- **Exercise task**: Each line of the listing must be transcribed exactly, except for the images, which should be excluded.

Collection entries
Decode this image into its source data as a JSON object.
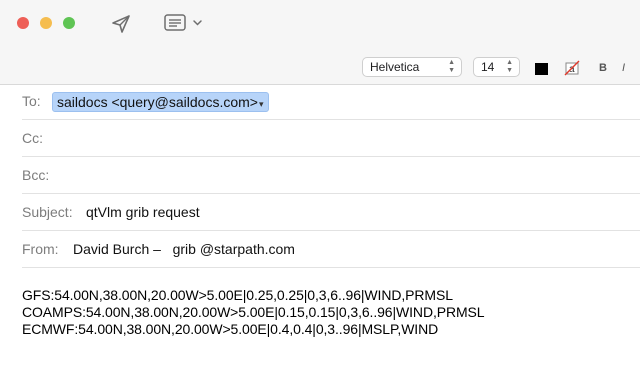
{
  "window": {
    "traffic_lights": [
      "close",
      "minimize",
      "zoom"
    ]
  },
  "toolbar": {
    "send_icon": "paper-plane-icon",
    "format_icon": "format-list-icon"
  },
  "format_bar": {
    "font": "Helvetica",
    "size": "14",
    "text_color": "#000000",
    "highlight_glyph": "a",
    "bold_label": "B",
    "italic_label": "I"
  },
  "header": {
    "to_label": "To:",
    "to_recipient": "saildocs <query@saildocs.com>",
    "cc_label": "Cc:",
    "bcc_label": "Bcc:",
    "subject_label": "Subject:",
    "subject_value": "qtVlm grib request",
    "from_label": "From:",
    "from_value": "David Burch –   grib @starpath.com"
  },
  "body": {
    "lines": [
      "GFS:54.00N,38.00N,20.00W>5.00E|0.25,0.25|0,3,6..96|WIND,PRMSL",
      "COAMPS:54.00N,38.00N,20.00W>5.00E|0.15,0.15|0,3,6..96|WIND,PRMSL",
      "ECMWF:54.00N,38.00N,20.00W>5.00E|0.4,0.4|0,3..96|MSLP,WIND"
    ]
  },
  "colors": {
    "token_bg": "#b7d4f9",
    "close": "#ee5f57",
    "minimize": "#f5bd4f",
    "zoom": "#5fc454"
  }
}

- **Response to the exercise**:
Decode this image into its source data as a JSON object.
{
  "window": {
    "traffic_lights": [
      "close",
      "minimize",
      "zoom"
    ]
  },
  "toolbar": {
    "send_icon": "paper-plane-icon",
    "format_icon": "format-list-icon"
  },
  "format_bar": {
    "font": "Helvetica",
    "size": "14",
    "text_color": "#000000",
    "highlight_glyph": "a",
    "bold_label": "B",
    "italic_label": "I"
  },
  "header": {
    "to_label": "To:",
    "to_recipient": "saildocs <query@saildocs.com>",
    "cc_label": "Cc:",
    "bcc_label": "Bcc:",
    "subject_label": "Subject:",
    "subject_value": "qtVlm grib request",
    "from_label": "From:",
    "from_value": "David Burch –   grib @starpath.com"
  },
  "body": {
    "lines": [
      "GFS:54.00N,38.00N,20.00W>5.00E|0.25,0.25|0,3,6..96|WIND,PRMSL",
      "COAMPS:54.00N,38.00N,20.00W>5.00E|0.15,0.15|0,3,6..96|WIND,PRMSL",
      "ECMWF:54.00N,38.00N,20.00W>5.00E|0.4,0.4|0,3..96|MSLP,WIND"
    ]
  },
  "colors": {
    "token_bg": "#b7d4f9",
    "close": "#ee5f57",
    "minimize": "#f5bd4f",
    "zoom": "#5fc454"
  }
}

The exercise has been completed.